> WRITTEN TASK: Lines containing "text" are to be counted. Give the number and nothing more.

= = = =

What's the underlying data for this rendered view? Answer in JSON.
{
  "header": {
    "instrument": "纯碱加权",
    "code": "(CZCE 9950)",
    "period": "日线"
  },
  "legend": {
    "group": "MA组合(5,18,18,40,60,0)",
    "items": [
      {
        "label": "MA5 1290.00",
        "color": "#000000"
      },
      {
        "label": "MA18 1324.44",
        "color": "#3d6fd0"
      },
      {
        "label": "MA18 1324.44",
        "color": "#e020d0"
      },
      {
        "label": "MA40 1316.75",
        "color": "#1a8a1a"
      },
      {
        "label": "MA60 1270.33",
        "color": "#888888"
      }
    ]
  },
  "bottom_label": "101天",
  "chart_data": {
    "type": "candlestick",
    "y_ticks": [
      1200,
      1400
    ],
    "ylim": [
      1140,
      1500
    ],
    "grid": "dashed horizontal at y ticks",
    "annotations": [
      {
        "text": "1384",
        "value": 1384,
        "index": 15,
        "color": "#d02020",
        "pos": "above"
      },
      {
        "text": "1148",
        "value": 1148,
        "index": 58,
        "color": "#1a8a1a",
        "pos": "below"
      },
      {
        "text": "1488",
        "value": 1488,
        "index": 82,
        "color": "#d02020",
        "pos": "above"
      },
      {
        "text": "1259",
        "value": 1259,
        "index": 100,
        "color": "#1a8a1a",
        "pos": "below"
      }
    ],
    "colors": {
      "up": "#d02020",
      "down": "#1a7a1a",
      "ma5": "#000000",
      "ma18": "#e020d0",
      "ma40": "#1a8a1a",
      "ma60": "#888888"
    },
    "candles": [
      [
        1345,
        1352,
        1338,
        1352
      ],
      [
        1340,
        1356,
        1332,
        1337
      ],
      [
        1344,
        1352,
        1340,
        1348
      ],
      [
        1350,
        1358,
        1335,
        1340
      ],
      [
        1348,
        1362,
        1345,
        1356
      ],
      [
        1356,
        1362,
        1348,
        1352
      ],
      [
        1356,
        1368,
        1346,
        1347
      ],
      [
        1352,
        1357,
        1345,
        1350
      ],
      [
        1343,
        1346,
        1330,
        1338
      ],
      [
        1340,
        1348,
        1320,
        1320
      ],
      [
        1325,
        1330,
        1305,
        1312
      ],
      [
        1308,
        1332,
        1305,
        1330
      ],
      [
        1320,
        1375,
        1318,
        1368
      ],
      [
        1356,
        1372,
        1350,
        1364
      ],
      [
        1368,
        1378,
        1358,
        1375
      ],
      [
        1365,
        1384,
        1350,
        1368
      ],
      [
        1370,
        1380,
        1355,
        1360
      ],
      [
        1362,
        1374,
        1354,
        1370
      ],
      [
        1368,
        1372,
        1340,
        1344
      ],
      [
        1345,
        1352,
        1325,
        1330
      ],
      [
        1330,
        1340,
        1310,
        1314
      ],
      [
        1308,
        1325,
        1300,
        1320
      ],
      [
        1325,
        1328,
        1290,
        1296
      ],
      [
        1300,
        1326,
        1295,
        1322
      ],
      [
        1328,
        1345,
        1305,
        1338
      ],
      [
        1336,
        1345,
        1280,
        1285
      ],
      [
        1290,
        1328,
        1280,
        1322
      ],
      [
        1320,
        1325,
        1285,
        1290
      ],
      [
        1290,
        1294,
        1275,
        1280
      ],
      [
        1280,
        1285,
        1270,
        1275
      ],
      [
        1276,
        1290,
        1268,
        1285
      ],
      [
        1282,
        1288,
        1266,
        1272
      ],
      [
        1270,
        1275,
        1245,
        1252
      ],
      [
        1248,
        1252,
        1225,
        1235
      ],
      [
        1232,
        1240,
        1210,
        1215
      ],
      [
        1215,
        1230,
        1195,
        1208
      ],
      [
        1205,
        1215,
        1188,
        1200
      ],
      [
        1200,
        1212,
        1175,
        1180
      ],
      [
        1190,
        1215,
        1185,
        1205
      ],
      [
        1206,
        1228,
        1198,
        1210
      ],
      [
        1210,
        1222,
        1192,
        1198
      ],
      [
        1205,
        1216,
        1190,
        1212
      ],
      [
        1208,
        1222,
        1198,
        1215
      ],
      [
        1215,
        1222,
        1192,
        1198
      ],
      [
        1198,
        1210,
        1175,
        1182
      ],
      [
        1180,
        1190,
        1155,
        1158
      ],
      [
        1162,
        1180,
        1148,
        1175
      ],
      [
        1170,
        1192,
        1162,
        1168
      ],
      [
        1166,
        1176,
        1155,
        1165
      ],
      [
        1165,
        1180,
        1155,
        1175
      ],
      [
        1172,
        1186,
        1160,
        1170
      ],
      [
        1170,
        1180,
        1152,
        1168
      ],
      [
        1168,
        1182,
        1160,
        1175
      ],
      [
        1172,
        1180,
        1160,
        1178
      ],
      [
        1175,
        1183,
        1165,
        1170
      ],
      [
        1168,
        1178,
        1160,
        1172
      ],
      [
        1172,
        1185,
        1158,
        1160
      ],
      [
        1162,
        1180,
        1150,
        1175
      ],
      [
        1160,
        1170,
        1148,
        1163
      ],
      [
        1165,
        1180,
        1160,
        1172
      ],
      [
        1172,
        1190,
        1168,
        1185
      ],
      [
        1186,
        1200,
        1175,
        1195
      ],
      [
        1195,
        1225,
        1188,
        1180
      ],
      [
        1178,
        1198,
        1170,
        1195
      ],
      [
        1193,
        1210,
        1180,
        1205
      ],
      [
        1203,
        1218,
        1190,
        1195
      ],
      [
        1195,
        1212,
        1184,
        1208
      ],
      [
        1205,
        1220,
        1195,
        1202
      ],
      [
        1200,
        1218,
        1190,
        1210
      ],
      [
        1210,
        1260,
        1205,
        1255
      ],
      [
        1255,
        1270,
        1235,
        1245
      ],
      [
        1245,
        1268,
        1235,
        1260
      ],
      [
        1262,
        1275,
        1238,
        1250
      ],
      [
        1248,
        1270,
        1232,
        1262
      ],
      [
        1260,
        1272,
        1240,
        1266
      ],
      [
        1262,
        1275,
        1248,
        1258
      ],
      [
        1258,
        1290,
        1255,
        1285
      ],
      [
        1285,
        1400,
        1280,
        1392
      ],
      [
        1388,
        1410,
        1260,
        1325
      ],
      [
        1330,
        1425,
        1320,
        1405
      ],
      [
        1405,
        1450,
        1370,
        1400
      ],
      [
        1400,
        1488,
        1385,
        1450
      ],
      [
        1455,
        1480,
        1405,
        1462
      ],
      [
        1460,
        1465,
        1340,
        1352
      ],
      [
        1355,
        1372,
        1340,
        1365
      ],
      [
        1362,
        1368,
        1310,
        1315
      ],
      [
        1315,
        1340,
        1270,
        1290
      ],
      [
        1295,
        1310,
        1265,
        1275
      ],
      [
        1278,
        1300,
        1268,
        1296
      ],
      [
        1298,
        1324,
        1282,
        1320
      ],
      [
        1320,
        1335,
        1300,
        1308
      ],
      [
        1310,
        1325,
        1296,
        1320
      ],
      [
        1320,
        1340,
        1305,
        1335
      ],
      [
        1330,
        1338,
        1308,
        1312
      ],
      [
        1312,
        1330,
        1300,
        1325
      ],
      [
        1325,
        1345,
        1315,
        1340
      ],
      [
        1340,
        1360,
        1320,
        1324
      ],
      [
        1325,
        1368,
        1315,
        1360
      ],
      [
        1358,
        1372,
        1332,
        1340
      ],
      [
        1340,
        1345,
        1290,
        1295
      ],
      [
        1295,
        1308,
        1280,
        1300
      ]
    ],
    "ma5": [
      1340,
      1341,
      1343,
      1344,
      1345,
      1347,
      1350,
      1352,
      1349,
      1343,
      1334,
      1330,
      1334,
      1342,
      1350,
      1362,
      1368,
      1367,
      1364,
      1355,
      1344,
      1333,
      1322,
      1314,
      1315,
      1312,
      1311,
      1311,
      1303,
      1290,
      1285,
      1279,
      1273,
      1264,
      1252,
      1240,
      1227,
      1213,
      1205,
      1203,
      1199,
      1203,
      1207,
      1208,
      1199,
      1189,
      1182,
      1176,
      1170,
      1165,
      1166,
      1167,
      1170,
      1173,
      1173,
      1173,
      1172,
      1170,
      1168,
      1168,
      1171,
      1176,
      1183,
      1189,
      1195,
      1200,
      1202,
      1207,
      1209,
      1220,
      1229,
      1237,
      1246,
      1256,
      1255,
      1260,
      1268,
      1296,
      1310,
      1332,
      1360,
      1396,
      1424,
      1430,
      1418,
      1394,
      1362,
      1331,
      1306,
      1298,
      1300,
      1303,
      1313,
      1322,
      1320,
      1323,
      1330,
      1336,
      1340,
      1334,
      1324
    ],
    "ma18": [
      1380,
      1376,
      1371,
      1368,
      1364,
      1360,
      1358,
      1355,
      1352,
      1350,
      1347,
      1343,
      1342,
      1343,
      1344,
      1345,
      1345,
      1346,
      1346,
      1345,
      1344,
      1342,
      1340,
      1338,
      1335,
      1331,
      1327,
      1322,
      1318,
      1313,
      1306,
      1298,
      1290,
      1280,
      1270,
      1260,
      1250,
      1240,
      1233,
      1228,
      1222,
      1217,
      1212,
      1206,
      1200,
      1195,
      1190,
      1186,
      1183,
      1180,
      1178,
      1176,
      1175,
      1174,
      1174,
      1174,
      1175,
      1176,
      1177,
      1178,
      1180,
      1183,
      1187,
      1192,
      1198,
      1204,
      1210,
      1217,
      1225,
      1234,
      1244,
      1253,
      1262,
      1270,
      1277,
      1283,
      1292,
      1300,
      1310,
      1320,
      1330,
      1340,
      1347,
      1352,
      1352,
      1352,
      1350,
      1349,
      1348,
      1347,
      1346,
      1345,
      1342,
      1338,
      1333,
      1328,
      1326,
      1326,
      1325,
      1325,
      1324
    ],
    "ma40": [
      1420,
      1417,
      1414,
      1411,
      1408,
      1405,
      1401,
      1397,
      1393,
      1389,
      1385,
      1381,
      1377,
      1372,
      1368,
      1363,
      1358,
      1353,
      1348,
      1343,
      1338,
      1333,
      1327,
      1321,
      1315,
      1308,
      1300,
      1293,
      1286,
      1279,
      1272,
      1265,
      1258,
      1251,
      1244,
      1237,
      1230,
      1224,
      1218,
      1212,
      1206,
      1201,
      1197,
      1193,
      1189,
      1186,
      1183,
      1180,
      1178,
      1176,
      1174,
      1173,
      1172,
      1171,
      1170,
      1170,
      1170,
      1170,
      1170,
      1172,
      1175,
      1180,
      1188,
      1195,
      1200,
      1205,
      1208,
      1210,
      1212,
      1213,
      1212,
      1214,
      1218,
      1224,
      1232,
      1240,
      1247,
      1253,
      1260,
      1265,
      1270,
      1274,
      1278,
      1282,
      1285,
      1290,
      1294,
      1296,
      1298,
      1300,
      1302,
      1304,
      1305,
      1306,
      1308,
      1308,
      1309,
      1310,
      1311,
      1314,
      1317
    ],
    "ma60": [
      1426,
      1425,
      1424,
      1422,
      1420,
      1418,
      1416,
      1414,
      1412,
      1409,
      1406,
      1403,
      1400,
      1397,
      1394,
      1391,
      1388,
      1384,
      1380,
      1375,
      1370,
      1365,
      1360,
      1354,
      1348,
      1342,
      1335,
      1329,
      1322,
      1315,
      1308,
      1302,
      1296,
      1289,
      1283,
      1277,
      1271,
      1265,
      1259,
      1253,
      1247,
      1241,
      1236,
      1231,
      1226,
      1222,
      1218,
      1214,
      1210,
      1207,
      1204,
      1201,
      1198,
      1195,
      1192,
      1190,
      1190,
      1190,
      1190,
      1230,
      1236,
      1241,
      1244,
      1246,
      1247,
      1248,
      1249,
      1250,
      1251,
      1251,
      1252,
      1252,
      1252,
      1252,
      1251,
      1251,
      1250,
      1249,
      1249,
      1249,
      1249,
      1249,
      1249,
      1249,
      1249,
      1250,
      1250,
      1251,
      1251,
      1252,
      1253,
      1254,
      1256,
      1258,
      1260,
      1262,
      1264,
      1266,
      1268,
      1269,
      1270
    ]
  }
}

= = = =

> RESULT OF THE EXERCISE: 4